### MATERIAL
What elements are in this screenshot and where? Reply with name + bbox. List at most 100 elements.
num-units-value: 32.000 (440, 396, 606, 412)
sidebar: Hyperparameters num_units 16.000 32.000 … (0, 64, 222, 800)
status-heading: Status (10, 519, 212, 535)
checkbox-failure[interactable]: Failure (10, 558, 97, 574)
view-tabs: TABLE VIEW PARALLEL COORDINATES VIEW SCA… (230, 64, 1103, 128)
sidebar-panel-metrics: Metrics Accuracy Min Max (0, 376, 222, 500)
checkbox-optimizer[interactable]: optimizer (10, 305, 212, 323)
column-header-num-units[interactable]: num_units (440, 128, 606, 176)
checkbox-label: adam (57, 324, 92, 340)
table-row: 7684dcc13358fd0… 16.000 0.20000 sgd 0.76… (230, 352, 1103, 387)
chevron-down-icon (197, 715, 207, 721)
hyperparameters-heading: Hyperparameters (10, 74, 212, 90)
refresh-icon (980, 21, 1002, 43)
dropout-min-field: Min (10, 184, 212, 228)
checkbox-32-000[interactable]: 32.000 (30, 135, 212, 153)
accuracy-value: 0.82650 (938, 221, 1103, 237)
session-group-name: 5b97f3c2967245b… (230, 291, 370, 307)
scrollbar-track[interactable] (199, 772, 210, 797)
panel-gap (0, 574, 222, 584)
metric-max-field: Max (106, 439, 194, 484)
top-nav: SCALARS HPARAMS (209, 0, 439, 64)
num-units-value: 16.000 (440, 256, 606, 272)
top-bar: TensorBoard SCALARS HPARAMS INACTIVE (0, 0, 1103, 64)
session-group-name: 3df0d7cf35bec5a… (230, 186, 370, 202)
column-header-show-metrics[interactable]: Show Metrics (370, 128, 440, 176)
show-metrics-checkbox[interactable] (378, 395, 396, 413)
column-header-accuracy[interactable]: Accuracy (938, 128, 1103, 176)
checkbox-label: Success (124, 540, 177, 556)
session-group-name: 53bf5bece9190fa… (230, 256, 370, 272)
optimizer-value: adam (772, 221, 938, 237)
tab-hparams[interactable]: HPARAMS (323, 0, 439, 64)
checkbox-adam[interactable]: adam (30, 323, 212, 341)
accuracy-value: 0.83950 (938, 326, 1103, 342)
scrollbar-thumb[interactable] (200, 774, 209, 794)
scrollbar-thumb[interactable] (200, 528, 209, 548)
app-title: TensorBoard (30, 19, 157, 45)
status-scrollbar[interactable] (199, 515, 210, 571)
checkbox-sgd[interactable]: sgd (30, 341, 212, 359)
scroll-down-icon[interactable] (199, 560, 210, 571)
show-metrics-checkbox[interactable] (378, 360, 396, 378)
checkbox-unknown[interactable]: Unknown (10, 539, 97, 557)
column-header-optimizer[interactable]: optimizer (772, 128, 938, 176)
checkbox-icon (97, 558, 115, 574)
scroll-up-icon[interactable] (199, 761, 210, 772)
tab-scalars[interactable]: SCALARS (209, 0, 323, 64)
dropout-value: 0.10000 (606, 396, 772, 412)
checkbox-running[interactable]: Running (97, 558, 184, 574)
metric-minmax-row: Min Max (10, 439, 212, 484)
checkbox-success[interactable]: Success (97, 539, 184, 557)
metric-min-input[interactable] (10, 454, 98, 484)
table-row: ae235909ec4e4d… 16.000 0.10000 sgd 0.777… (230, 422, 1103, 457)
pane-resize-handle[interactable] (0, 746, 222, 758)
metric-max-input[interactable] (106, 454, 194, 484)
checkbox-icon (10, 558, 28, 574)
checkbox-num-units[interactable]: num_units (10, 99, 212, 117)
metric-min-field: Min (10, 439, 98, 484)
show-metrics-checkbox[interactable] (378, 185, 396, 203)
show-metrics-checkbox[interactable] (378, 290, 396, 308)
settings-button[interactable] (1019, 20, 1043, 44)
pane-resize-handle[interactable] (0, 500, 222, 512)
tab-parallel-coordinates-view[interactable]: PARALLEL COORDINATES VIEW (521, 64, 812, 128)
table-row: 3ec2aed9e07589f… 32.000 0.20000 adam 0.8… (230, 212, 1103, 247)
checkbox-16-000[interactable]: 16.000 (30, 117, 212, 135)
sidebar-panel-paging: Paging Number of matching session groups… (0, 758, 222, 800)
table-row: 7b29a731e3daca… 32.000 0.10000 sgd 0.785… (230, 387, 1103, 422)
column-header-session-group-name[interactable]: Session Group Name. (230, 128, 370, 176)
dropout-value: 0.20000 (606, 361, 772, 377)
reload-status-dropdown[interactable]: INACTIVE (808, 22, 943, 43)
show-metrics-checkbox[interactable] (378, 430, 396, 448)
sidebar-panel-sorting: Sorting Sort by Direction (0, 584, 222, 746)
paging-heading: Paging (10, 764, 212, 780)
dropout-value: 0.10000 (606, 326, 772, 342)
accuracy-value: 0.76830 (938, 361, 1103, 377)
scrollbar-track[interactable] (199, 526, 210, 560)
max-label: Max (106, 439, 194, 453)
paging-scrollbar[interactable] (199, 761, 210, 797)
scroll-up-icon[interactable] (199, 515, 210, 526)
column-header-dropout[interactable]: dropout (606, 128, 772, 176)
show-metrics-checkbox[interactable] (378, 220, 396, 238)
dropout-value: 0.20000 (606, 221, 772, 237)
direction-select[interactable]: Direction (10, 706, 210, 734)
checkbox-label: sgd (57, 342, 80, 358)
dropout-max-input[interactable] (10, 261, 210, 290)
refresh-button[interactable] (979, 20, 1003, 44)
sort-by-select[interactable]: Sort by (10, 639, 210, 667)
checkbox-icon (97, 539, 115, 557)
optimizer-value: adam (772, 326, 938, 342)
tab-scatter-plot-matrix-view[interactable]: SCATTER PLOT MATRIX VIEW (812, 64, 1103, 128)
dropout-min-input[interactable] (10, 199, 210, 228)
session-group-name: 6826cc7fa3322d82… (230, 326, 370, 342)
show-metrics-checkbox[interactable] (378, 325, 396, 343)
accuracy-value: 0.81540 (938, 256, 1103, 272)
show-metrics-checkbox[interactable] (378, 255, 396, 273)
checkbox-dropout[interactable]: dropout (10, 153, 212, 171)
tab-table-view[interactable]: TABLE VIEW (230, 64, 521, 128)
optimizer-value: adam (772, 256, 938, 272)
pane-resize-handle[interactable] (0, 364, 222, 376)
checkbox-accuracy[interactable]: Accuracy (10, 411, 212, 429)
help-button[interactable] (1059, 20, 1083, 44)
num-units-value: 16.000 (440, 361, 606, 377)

### TASK
In everything from the start of the records down to the line containing "status-heading: Status (10, 519, 212, 535)", switch "sidebar" to "side-panel" and give those lines again with nothing else changed.

### RESULT
What elements are in this screenshot and where? Reply with name + bbox. List at most 100 elements.
num-units-value: 32.000 (440, 396, 606, 412)
side-panel: Hyperparameters num_units 16.000 32.000 … (0, 64, 222, 800)
status-heading: Status (10, 519, 212, 535)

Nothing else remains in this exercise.